### WHAT YOU HAVE TO DO
Reproduce the listing exactly, with no pictures in your copy.

### Extracted records
◇ ◇ ◇
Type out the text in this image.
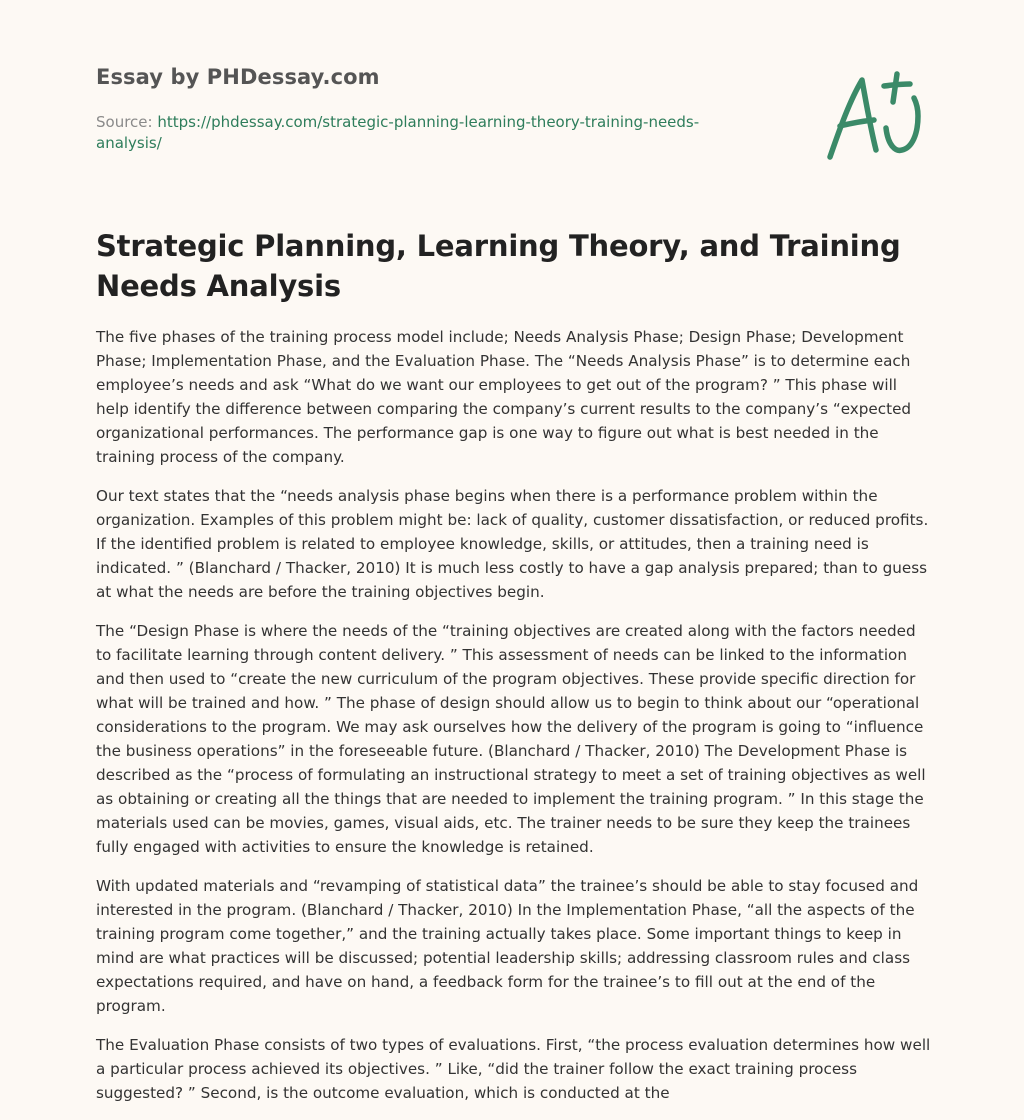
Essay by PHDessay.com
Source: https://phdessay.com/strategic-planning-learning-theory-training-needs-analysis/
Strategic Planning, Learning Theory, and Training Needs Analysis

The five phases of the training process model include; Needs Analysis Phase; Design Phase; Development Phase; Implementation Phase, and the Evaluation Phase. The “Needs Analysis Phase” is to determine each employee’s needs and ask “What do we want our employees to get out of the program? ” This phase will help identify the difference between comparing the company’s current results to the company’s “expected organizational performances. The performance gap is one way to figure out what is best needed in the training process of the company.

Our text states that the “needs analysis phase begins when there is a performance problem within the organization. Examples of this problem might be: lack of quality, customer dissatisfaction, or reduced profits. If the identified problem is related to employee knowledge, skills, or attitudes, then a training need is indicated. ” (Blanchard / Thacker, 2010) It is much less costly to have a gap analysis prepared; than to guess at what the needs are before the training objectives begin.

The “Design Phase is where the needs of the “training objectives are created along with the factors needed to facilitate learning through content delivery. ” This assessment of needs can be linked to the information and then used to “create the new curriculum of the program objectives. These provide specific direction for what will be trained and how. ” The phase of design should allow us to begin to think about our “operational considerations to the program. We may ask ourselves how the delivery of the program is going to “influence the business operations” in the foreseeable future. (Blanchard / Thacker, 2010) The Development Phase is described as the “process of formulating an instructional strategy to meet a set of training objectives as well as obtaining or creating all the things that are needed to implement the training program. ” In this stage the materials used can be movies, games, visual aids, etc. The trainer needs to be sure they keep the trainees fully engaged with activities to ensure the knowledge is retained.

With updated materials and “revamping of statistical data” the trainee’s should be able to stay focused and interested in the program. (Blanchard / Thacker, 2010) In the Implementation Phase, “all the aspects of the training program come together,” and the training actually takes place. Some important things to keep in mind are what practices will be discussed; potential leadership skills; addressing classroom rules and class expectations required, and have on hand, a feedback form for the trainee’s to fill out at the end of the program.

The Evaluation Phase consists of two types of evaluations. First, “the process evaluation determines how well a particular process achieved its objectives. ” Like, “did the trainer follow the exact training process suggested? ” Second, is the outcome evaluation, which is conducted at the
◇ ◇ ◇
### TASK RESULT
Type out the text in this image.
Essay by PHDessay.com
Source: https://phdessay.com/strategic-planning-learning-theory-training-needs-analysis/
Strategic Planning, Learning Theory, and Training Needs Analysis

The five phases of the training process model include; Needs Analysis Phase; Design Phase; Development Phase; Implementation Phase, and the Evaluation Phase. The “Needs Analysis Phase” is to determine each employee’s needs and ask “What do we want our employees to get out of the program? ” This phase will help identify the difference between comparing the company’s current results to the company’s “expected organizational performances. The performance gap is one way to figure out what is best needed in the training process of the company.

Our text states that the “needs analysis phase begins when there is a performance problem within the organization. Examples of this problem might be: lack of quality, customer dissatisfaction, or reduced profits. If the identified problem is related to employee knowledge, skills, or attitudes, then a training need is indicated. ” (Blanchard / Thacker, 2010) It is much less costly to have a gap analysis prepared; than to guess at what the needs are before the training objectives begin.

The “Design Phase is where the needs of the “training objectives are created along with the factors needed to facilitate learning through content delivery. ” This assessment of needs can be linked to the information and then used to “create the new curriculum of the program objectives. These provide specific direction for what will be trained and how. ” The phase of design should allow us to begin to think about our “operational considerations to the program. We may ask ourselves how the delivery of the program is going to “influence the business operations” in the foreseeable future. (Blanchard / Thacker, 2010) The Development Phase is described as the “process of formulating an instructional strategy to meet a set of training objectives as well as obtaining or creating all the things that are needed to implement the training program. ” In this stage the materials used can be movies, games, visual aids, etc. The trainer needs to be sure they keep the trainees fully engaged with activities to ensure the knowledge is retained.

With updated materials and “revamping of statistical data” the trainee’s should be able to stay focused and interested in the program. (Blanchard / Thacker, 2010) In the Implementation Phase, “all the aspects of the training program come together,” and the training actually takes place. Some important things to keep in mind are what practices will be discussed; potential leadership skills; addressing classroom rules and class expectations required, and have on hand, a feedback form for the trainee’s to fill out at the end of the program.

The Evaluation Phase consists of two types of evaluations. First, “the process evaluation determines how well a particular process achieved its objectives. ” Like, “did the trainer follow the exact training process suggested? ” Second, is the outcome evaluation, which is conducted at the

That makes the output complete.